▶ [Work instruction] Say how many lines in the entries below have the word "What" in them, giving only the number.
________________________________________
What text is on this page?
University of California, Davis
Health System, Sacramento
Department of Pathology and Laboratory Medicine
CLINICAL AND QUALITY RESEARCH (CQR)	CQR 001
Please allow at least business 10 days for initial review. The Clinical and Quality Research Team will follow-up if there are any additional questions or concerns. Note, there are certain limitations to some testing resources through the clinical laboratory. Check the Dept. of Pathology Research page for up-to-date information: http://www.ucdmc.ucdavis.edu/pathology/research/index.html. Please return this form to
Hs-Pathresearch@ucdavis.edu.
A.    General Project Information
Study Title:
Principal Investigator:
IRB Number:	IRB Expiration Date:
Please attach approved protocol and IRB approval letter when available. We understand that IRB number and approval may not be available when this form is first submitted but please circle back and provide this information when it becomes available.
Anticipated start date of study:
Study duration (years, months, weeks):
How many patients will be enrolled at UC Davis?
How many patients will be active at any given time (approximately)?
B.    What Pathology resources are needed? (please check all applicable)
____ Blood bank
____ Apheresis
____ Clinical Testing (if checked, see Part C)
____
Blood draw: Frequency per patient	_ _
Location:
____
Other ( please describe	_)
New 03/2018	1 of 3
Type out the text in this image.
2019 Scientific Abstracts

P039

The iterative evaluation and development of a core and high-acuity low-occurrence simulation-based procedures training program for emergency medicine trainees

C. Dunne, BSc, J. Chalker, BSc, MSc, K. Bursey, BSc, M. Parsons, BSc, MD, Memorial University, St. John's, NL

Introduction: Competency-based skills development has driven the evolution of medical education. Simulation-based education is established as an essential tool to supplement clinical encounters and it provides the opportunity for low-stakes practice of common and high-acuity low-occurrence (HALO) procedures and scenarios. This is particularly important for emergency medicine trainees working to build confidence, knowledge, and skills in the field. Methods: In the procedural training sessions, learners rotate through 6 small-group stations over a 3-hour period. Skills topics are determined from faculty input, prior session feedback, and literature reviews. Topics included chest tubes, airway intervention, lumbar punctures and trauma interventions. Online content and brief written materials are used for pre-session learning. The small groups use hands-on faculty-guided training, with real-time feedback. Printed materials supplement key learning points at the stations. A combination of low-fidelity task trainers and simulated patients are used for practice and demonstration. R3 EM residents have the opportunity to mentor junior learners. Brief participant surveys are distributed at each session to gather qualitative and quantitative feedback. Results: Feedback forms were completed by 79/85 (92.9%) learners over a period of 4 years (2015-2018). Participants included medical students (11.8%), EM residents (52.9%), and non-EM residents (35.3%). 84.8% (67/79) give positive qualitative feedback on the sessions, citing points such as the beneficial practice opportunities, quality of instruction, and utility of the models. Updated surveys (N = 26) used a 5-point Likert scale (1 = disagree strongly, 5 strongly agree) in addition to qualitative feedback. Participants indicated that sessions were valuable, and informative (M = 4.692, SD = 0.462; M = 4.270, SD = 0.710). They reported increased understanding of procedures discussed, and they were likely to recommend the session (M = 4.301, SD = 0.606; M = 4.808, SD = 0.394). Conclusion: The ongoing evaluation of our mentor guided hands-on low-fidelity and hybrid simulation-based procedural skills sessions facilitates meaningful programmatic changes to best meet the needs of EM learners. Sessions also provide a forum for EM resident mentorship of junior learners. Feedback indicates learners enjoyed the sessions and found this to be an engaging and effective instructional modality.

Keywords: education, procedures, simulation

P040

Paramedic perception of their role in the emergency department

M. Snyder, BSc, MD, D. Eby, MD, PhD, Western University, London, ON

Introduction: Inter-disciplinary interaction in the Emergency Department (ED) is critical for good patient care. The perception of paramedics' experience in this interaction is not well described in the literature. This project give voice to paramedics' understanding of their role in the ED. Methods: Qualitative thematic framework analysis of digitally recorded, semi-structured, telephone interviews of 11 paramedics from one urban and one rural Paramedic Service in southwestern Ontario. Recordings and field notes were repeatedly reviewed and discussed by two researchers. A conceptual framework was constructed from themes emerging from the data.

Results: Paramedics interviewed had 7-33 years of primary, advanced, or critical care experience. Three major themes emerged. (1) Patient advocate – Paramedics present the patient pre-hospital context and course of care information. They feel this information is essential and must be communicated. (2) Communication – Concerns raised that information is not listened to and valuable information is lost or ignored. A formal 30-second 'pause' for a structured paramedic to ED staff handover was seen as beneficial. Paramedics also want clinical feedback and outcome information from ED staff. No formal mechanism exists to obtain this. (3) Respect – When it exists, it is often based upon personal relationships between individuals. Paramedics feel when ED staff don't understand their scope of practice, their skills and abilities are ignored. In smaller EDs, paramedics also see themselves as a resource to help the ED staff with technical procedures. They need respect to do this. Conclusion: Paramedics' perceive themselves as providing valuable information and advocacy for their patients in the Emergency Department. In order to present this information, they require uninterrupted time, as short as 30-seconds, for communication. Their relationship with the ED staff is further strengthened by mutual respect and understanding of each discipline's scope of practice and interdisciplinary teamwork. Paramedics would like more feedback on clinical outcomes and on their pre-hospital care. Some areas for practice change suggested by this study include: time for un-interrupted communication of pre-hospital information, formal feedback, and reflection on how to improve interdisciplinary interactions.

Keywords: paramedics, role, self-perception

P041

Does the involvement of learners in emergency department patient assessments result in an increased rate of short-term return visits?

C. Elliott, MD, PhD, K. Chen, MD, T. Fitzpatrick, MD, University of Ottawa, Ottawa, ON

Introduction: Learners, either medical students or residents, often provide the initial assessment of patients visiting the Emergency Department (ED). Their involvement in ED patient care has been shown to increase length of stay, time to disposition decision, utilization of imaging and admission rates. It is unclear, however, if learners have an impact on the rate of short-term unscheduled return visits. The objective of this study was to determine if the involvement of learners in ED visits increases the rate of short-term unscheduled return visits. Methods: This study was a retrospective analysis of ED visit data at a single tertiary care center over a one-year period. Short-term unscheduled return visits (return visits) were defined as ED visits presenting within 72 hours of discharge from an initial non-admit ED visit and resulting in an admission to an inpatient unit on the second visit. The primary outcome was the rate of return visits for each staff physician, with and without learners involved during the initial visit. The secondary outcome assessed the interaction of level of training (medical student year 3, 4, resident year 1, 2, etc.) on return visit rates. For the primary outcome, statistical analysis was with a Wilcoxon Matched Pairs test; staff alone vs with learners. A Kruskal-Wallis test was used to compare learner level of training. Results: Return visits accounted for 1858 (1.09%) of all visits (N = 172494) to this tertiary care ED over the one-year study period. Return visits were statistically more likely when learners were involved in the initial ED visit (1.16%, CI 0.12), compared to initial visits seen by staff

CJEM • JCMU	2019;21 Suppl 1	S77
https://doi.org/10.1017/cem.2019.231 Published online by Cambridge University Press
________________________________________
▶ [Task solution] 2